Start of Dataset entries
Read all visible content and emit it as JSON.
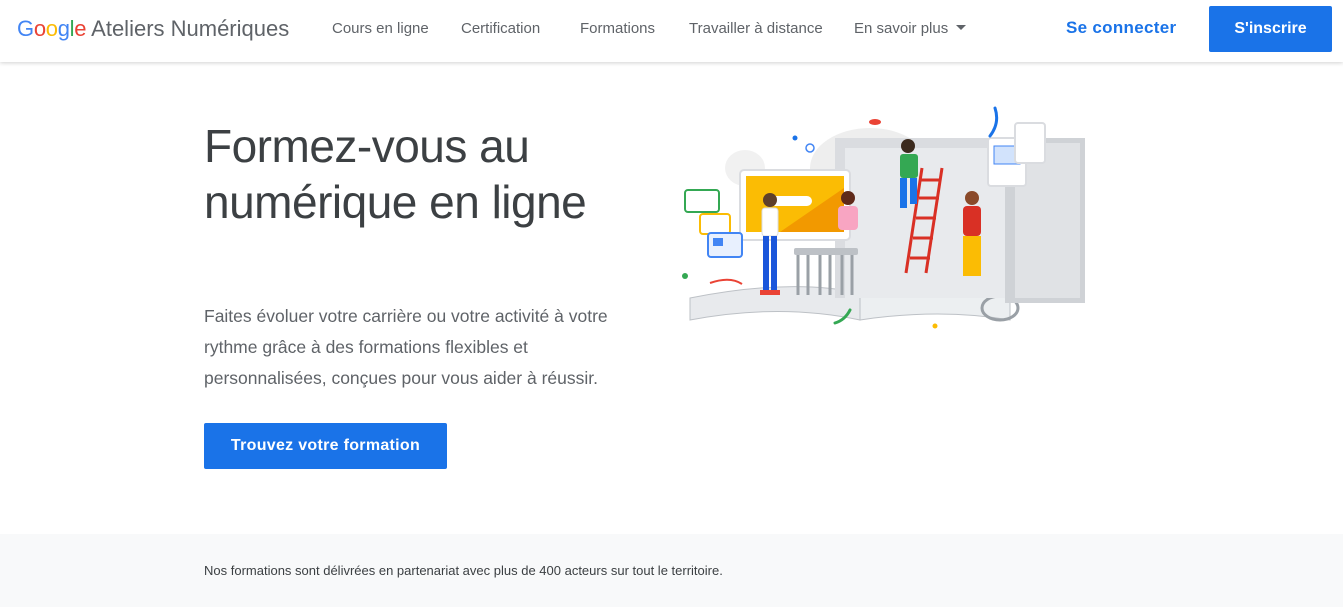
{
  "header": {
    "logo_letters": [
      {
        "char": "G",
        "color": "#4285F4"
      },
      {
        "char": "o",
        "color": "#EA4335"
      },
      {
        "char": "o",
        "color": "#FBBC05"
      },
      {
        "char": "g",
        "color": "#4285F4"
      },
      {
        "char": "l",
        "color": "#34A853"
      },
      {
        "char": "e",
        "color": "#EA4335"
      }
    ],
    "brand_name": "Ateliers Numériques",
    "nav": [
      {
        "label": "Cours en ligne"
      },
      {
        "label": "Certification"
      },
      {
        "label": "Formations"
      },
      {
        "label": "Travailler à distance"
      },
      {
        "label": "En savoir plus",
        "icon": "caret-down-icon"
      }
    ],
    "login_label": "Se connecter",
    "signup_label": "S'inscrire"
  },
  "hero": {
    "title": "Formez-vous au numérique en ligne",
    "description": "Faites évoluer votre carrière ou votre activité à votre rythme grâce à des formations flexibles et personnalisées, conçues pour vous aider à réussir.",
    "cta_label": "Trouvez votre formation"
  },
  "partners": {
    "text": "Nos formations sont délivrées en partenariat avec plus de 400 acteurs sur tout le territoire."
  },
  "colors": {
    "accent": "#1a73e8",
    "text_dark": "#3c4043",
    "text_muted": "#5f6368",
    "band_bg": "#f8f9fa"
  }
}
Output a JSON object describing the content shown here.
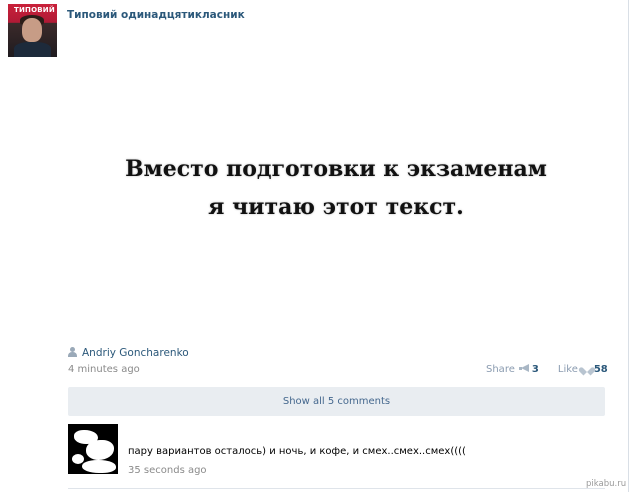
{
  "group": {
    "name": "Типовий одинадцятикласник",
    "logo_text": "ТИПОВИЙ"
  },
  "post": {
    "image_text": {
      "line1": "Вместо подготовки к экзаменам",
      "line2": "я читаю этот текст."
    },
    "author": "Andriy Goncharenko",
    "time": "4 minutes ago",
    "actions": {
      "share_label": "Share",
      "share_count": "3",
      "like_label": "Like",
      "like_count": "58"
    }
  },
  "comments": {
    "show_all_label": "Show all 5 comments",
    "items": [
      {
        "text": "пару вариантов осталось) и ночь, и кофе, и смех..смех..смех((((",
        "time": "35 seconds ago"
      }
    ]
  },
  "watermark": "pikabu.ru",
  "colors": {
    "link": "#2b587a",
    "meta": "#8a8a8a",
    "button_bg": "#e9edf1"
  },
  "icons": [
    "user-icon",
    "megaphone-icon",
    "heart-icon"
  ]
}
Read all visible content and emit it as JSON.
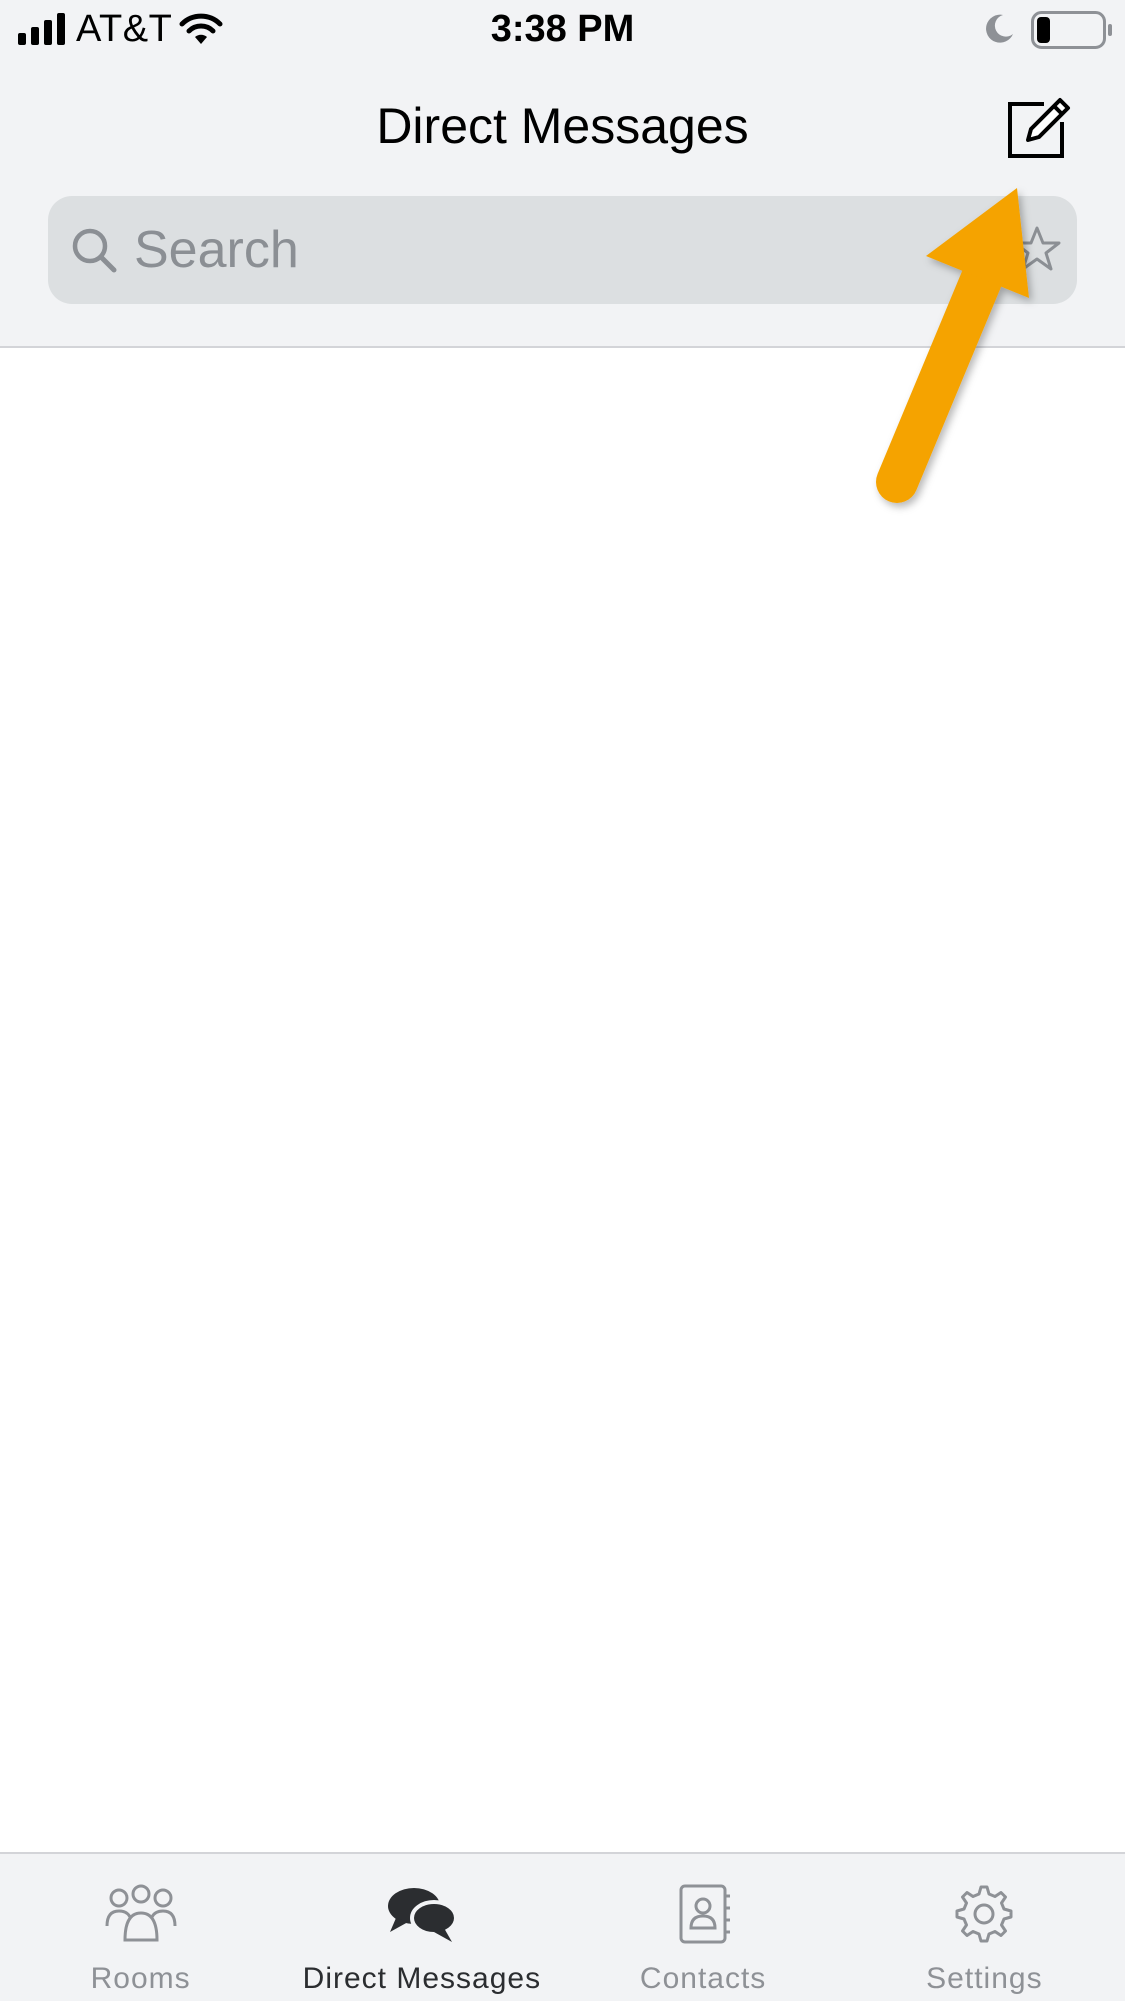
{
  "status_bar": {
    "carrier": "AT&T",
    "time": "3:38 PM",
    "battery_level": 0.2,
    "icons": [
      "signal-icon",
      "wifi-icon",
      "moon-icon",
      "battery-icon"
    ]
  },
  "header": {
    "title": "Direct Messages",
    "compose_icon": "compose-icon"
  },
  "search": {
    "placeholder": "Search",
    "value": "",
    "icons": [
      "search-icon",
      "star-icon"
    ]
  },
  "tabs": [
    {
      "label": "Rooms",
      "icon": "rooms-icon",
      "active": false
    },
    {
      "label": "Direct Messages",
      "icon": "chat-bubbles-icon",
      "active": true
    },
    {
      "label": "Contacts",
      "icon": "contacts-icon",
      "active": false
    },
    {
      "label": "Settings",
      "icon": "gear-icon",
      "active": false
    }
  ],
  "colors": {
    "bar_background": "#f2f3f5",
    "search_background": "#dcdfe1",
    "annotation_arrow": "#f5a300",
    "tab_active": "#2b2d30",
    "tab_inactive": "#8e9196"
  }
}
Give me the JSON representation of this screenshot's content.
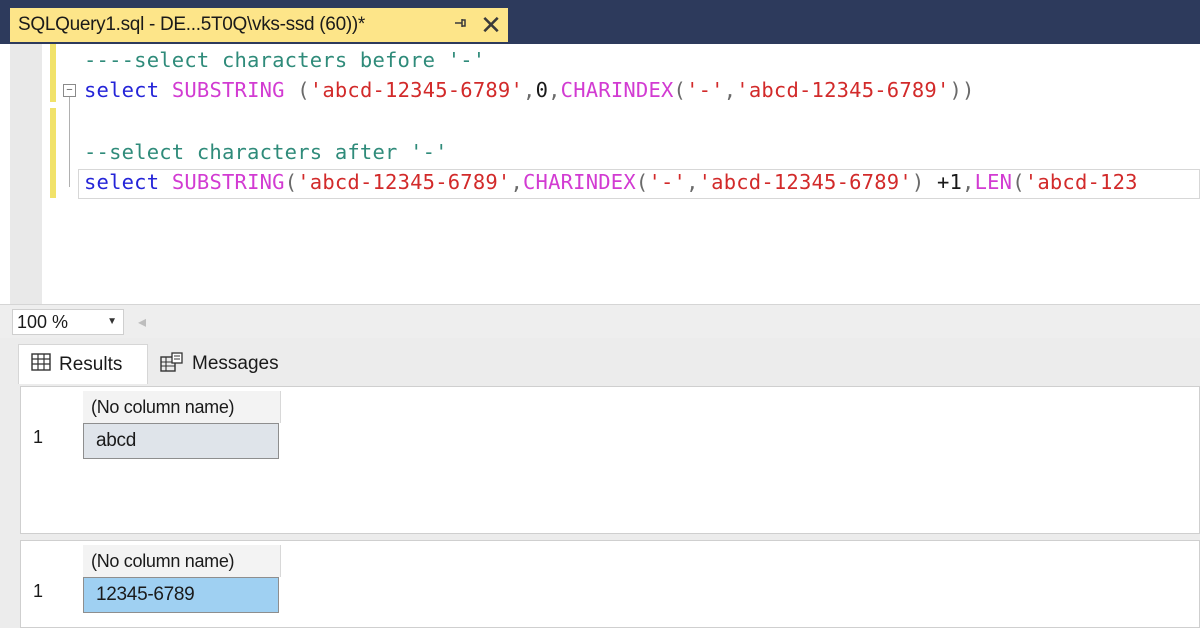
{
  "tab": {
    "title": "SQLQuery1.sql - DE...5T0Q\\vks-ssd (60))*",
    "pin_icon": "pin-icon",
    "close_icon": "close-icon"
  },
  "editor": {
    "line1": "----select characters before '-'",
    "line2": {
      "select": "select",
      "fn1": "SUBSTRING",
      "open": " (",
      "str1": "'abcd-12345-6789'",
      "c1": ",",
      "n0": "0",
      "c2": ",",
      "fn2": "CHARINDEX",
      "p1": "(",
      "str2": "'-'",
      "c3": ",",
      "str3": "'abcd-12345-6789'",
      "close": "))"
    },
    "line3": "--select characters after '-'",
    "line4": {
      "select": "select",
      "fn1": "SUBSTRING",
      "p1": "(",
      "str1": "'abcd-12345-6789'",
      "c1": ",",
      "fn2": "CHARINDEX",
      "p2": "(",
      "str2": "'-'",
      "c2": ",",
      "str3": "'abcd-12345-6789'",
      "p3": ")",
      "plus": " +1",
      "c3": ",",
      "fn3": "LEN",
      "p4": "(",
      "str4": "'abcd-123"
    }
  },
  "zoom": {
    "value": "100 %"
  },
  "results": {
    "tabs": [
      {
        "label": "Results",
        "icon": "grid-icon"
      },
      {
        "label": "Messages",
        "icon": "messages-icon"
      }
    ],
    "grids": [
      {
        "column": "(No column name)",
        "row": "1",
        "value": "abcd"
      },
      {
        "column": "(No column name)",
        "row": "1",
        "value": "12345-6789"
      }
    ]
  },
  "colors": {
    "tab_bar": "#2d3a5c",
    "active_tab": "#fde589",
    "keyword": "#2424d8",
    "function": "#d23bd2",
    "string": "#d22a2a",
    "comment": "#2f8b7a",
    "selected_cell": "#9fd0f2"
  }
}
End of Dataset entries
Copy out every line of the material above exactly, skipping the pictures.

Read all visible content and emit it as JSON.
{
  "header": {
    "logo_letters": [
      {
        "char": "G",
        "color": "#4285F4"
      },
      {
        "char": "o",
        "color": "#EA4335"
      },
      {
        "char": "o",
        "color": "#FBBC05"
      },
      {
        "char": "g",
        "color": "#4285F4"
      },
      {
        "char": "l",
        "color": "#34A853"
      },
      {
        "char": "e",
        "color": "#EA4335"
      }
    ],
    "brand_name": "Ateliers Numériques",
    "nav": [
      {
        "label": "Cours en ligne"
      },
      {
        "label": "Certification"
      },
      {
        "label": "Formations"
      },
      {
        "label": "Travailler à distance"
      },
      {
        "label": "En savoir plus",
        "icon": "caret-down-icon"
      }
    ],
    "login_label": "Se connecter",
    "signup_label": "S'inscrire"
  },
  "hero": {
    "title": "Formez-vous au numérique en ligne",
    "description": "Faites évoluer votre carrière ou votre activité à votre rythme grâce à des formations flexibles et personnalisées, conçues pour vous aider à réussir.",
    "cta_label": "Trouvez votre formation"
  },
  "partners": {
    "text": "Nos formations sont délivrées en partenariat avec plus de 400 acteurs sur tout le territoire."
  },
  "colors": {
    "accent": "#1a73e8",
    "text_dark": "#3c4043",
    "text_muted": "#5f6368",
    "band_bg": "#f8f9fa"
  }
}
Output a JSON object describing the content shown here.
{
  "group": {
    "name": "Типовий одинадцятикласник",
    "logo_text": "ТИПОВИЙ"
  },
  "post": {
    "image_text": {
      "line1": "Вместо подготовки к экзаменам",
      "line2": "я читаю этот текст."
    },
    "author": "Andriy Goncharenko",
    "time": "4 minutes ago",
    "actions": {
      "share_label": "Share",
      "share_count": "3",
      "like_label": "Like",
      "like_count": "58"
    }
  },
  "comments": {
    "show_all_label": "Show all 5 comments",
    "items": [
      {
        "text": "пару вариантов осталось) и ночь, и кофе, и смех..смех..смех((((",
        "time": "35 seconds ago"
      }
    ]
  },
  "watermark": "pikabu.ru",
  "colors": {
    "link": "#2b587a",
    "meta": "#8a8a8a",
    "button_bg": "#e9edf1"
  },
  "icons": [
    "user-icon",
    "megaphone-icon",
    "heart-icon"
  ]
}
Read all visible content and emit it as JSON.
{
  "status_bar": {
    "carrier": "AT&T",
    "time": "3:38 PM",
    "battery_level": 0.2,
    "icons": [
      "signal-icon",
      "wifi-icon",
      "moon-icon",
      "battery-icon"
    ]
  },
  "header": {
    "title": "Direct Messages",
    "compose_icon": "compose-icon"
  },
  "search": {
    "placeholder": "Search",
    "value": "",
    "icons": [
      "search-icon",
      "star-icon"
    ]
  },
  "tabs": [
    {
      "label": "Rooms",
      "icon": "rooms-icon",
      "active": false
    },
    {
      "label": "Direct Messages",
      "icon": "chat-bubbles-icon",
      "active": true
    },
    {
      "label": "Contacts",
      "icon": "contacts-icon",
      "active": false
    },
    {
      "label": "Settings",
      "icon": "gear-icon",
      "active": false
    }
  ],
  "colors": {
    "bar_background": "#f2f3f5",
    "search_background": "#dcdfe1",
    "annotation_arrow": "#f5a300",
    "tab_active": "#2b2d30",
    "tab_inactive": "#8e9196"
  }
}
Give me the JSON representation of this screenshot's content.
{
  "tab": {
    "title": "SQLQuery1.sql - DE...5T0Q\\vks-ssd (60))*",
    "pin_icon": "pin-icon",
    "close_icon": "close-icon"
  },
  "editor": {
    "line1": "----select characters before '-'",
    "line2": {
      "select": "select",
      "fn1": "SUBSTRING",
      "open": " (",
      "str1": "'abcd-12345-6789'",
      "c1": ",",
      "n0": "0",
      "c2": ",",
      "fn2": "CHARINDEX",
      "p1": "(",
      "str2": "'-'",
      "c3": ",",
      "str3": "'abcd-12345-6789'",
      "close": "))"
    },
    "line3": "--select characters after '-'",
    "line4": {
      "select": "select",
      "fn1": "SUBSTRING",
      "p1": "(",
      "str1": "'abcd-12345-6789'",
      "c1": ",",
      "fn2": "CHARINDEX",
      "p2": "(",
      "str2": "'-'",
      "c2": ",",
      "str3": "'abcd-12345-6789'",
      "p3": ")",
      "plus": " +1",
      "c3": ",",
      "fn3": "LEN",
      "p4": "(",
      "str4": "'abcd-123"
    }
  },
  "zoom": {
    "value": "100 %"
  },
  "results": {
    "tabs": [
      {
        "label": "Results",
        "icon": "grid-icon"
      },
      {
        "label": "Messages",
        "icon": "messages-icon"
      }
    ],
    "grids": [
      {
        "column": "(No column name)",
        "row": "1",
        "value": "abcd"
      },
      {
        "column": "(No column name)",
        "row": "1",
        "value": "12345-6789"
      }
    ]
  },
  "colors": {
    "tab_bar": "#2d3a5c",
    "active_tab": "#fde589",
    "keyword": "#2424d8",
    "function": "#d23bd2",
    "string": "#d22a2a",
    "comment": "#2f8b7a",
    "selected_cell": "#9fd0f2"
  }
}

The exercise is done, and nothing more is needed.